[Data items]
● ● ●

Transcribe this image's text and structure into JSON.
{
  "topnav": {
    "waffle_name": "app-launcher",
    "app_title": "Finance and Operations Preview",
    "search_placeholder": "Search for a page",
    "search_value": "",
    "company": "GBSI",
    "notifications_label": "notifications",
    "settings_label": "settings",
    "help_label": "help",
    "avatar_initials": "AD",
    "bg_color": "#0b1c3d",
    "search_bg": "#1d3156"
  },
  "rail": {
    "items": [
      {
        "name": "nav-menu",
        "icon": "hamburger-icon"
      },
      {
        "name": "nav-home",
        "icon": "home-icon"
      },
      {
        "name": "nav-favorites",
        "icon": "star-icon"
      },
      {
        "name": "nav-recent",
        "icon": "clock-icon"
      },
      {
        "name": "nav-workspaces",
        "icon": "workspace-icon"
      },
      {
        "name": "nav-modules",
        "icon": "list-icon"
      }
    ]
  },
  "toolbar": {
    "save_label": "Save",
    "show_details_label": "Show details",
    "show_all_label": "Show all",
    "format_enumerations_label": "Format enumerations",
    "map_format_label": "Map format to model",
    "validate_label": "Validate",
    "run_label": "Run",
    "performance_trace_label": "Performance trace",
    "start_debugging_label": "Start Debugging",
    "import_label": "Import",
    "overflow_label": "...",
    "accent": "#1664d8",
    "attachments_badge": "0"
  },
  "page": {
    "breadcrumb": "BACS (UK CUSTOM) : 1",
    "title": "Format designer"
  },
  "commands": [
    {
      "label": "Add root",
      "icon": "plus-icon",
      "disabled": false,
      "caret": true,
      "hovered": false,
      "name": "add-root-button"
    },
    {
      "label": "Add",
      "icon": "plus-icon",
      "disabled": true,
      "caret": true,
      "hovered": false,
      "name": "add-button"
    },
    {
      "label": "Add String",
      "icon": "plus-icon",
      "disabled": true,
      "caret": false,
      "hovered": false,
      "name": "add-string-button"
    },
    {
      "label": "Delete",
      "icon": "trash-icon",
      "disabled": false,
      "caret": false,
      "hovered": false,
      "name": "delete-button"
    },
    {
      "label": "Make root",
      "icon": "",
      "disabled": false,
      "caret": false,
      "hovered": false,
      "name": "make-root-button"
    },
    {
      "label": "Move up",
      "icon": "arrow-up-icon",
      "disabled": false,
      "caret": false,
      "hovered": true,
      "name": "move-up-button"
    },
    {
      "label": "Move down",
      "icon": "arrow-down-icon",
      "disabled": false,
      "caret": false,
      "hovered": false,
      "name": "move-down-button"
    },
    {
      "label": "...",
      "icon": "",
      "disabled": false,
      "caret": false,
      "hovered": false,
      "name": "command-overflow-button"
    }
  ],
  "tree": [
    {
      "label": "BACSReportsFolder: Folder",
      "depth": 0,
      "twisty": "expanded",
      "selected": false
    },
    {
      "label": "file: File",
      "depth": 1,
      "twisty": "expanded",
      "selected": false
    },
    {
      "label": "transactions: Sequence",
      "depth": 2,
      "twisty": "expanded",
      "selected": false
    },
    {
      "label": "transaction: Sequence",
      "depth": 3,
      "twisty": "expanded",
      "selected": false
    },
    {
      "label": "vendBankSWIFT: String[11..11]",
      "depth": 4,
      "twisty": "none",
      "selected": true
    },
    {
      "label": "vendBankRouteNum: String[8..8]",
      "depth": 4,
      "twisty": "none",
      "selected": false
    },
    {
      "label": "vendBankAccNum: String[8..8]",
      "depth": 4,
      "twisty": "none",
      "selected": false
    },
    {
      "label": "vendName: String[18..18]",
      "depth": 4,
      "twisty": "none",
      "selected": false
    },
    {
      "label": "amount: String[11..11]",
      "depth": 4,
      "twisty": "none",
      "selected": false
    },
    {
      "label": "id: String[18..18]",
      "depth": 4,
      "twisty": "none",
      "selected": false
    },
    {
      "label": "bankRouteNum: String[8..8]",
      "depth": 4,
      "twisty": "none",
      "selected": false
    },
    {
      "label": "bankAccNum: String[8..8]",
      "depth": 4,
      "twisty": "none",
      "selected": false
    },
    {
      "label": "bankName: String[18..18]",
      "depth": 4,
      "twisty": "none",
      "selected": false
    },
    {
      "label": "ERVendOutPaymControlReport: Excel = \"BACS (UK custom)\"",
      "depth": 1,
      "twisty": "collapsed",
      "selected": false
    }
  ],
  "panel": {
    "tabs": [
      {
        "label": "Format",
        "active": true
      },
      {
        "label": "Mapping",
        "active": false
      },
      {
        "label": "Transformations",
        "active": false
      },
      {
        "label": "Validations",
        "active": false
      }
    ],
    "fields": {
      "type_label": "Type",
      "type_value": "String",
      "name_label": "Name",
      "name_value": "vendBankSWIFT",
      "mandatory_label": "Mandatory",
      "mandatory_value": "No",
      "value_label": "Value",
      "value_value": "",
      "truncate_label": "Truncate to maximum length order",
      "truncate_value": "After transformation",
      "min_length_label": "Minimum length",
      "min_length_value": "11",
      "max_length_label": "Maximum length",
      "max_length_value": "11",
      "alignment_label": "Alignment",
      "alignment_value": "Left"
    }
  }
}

● ● ●

Problem to solve: Repeat all the records. Match each line exactly.

Task answer:
Transcribe this image's text and structure into JSON.
{
  "topnav": {
    "waffle_name": "app-launcher",
    "app_title": "Finance and Operations Preview",
    "search_placeholder": "Search for a page",
    "search_value": "",
    "company": "GBSI",
    "notifications_label": "notifications",
    "settings_label": "settings",
    "help_label": "help",
    "avatar_initials": "AD",
    "bg_color": "#0b1c3d",
    "search_bg": "#1d3156"
  },
  "rail": {
    "items": [
      {
        "name": "nav-menu",
        "icon": "hamburger-icon"
      },
      {
        "name": "nav-home",
        "icon": "home-icon"
      },
      {
        "name": "nav-favorites",
        "icon": "star-icon"
      },
      {
        "name": "nav-recent",
        "icon": "clock-icon"
      },
      {
        "name": "nav-workspaces",
        "icon": "workspace-icon"
      },
      {
        "name": "nav-modules",
        "icon": "list-icon"
      }
    ]
  },
  "toolbar": {
    "save_label": "Save",
    "show_details_label": "Show details",
    "show_all_label": "Show all",
    "format_enumerations_label": "Format enumerations",
    "map_format_label": "Map format to model",
    "validate_label": "Validate",
    "run_label": "Run",
    "performance_trace_label": "Performance trace",
    "start_debugging_label": "Start Debugging",
    "import_label": "Import",
    "overflow_label": "...",
    "accent": "#1664d8",
    "attachments_badge": "0"
  },
  "page": {
    "breadcrumb": "BACS (UK CUSTOM) : 1",
    "title": "Format designer"
  },
  "commands": [
    {
      "label": "Add root",
      "icon": "plus-icon",
      "disabled": false,
      "caret": true,
      "hovered": false,
      "name": "add-root-button"
    },
    {
      "label": "Add",
      "icon": "plus-icon",
      "disabled": true,
      "caret": true,
      "hovered": false,
      "name": "add-button"
    },
    {
      "label": "Add String",
      "icon": "plus-icon",
      "disabled": true,
      "caret": false,
      "hovered": false,
      "name": "add-string-button"
    },
    {
      "label": "Delete",
      "icon": "trash-icon",
      "disabled": false,
      "caret": false,
      "hovered": false,
      "name": "delete-button"
    },
    {
      "label": "Make root",
      "icon": "",
      "disabled": false,
      "caret": false,
      "hovered": false,
      "name": "make-root-button"
    },
    {
      "label": "Move up",
      "icon": "arrow-up-icon",
      "disabled": false,
      "caret": false,
      "hovered": true,
      "name": "move-up-button"
    },
    {
      "label": "Move down",
      "icon": "arrow-down-icon",
      "disabled": false,
      "caret": false,
      "hovered": false,
      "name": "move-down-button"
    },
    {
      "label": "...",
      "icon": "",
      "disabled": false,
      "caret": false,
      "hovered": false,
      "name": "command-overflow-button"
    }
  ],
  "tree": [
    {
      "label": "BACSReportsFolder: Folder",
      "depth": 0,
      "twisty": "expanded",
      "selected": false
    },
    {
      "label": "file: File",
      "depth": 1,
      "twisty": "expanded",
      "selected": false
    },
    {
      "label": "transactions: Sequence",
      "depth": 2,
      "twisty": "expanded",
      "selected": false
    },
    {
      "label": "transaction: Sequence",
      "depth": 3,
      "twisty": "expanded",
      "selected": false
    },
    {
      "label": "vendBankSWIFT: String[11..11]",
      "depth": 4,
      "twisty": "none",
      "selected": true
    },
    {
      "label": "vendBankRouteNum: String[8..8]",
      "depth": 4,
      "twisty": "none",
      "selected": false
    },
    {
      "label": "vendBankAccNum: String[8..8]",
      "depth": 4,
      "twisty": "none",
      "selected": false
    },
    {
      "label": "vendName: String[18..18]",
      "depth": 4,
      "twisty": "none",
      "selected": false
    },
    {
      "label": "amount: String[11..11]",
      "depth": 4,
      "twisty": "none",
      "selected": false
    },
    {
      "label": "id: String[18..18]",
      "depth": 4,
      "twisty": "none",
      "selected": false
    },
    {
      "label": "bankRouteNum: String[8..8]",
      "depth": 4,
      "twisty": "none",
      "selected": false
    },
    {
      "label": "bankAccNum: String[8..8]",
      "depth": 4,
      "twisty": "none",
      "selected": false
    },
    {
      "label": "bankName: String[18..18]",
      "depth": 4,
      "twisty": "none",
      "selected": false
    },
    {
      "label": "ERVendOutPaymControlReport: Excel = \"BACS (UK custom)\"",
      "depth": 1,
      "twisty": "collapsed",
      "selected": false
    }
  ],
  "panel": {
    "tabs": [
      {
        "label": "Format",
        "active": true
      },
      {
        "label": "Mapping",
        "active": false
      },
      {
        "label": "Transformations",
        "active": false
      },
      {
        "label": "Validations",
        "active": false
      }
    ],
    "fields": {
      "type_label": "Type",
      "type_value": "String",
      "name_label": "Name",
      "name_value": "vendBankSWIFT",
      "mandatory_label": "Mandatory",
      "mandatory_value": "No",
      "value_label": "Value",
      "value_value": "",
      "truncate_label": "Truncate to maximum length order",
      "truncate_value": "After transformation",
      "min_length_label": "Minimum length",
      "min_length_value": "11",
      "max_length_label": "Maximum length",
      "max_length_value": "11",
      "alignment_label": "Alignment",
      "alignment_value": "Left"
    }
  }
}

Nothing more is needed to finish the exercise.